# START OF Dataset rows
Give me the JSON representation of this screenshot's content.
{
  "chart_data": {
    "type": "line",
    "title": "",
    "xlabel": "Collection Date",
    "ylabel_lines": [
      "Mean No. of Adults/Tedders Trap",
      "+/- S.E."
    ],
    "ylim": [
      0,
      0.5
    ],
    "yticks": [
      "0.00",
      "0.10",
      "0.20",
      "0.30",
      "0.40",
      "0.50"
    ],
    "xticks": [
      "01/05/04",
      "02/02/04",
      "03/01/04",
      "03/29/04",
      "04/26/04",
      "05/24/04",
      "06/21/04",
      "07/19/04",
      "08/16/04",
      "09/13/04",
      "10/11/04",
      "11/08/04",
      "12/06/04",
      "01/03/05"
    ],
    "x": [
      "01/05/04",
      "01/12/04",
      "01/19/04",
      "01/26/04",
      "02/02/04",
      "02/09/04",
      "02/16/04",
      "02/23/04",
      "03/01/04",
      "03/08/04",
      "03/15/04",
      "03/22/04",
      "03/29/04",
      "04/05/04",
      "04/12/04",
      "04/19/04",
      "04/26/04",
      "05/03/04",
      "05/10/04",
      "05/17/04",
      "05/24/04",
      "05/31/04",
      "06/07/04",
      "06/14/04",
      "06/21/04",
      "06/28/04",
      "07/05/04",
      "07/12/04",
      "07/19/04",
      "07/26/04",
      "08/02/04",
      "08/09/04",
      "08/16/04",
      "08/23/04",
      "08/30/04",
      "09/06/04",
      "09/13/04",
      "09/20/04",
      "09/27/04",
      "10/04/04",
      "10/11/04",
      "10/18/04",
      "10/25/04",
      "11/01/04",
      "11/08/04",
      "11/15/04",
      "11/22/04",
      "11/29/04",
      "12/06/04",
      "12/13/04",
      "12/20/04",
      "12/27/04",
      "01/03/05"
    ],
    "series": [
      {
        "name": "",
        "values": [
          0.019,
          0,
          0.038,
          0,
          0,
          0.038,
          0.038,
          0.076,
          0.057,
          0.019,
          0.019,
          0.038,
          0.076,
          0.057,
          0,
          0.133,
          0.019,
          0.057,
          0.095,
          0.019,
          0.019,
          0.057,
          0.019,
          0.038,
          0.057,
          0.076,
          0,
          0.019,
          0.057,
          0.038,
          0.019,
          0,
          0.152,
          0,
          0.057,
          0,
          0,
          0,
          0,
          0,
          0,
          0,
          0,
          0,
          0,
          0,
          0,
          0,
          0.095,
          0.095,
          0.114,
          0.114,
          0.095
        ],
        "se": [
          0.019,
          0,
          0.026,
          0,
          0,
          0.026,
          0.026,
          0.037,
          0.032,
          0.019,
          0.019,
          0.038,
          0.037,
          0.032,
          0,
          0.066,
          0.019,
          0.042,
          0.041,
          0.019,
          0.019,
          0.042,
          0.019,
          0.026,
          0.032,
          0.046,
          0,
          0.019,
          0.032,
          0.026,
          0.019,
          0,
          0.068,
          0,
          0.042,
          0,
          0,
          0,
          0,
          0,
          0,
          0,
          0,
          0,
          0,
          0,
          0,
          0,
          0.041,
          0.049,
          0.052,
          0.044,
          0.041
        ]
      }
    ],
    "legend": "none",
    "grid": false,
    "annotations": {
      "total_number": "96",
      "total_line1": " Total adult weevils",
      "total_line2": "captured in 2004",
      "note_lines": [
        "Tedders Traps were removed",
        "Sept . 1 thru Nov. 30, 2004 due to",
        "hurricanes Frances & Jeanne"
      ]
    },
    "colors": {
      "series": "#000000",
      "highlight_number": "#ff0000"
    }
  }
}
# END OF Dataset rows
## Work to complete
Scan the listing above for the word "Tedders" and copy every line that holds it.

## Solution
      "Mean No. of Adults/Tedders Trap",
        "Tedders Traps were removed",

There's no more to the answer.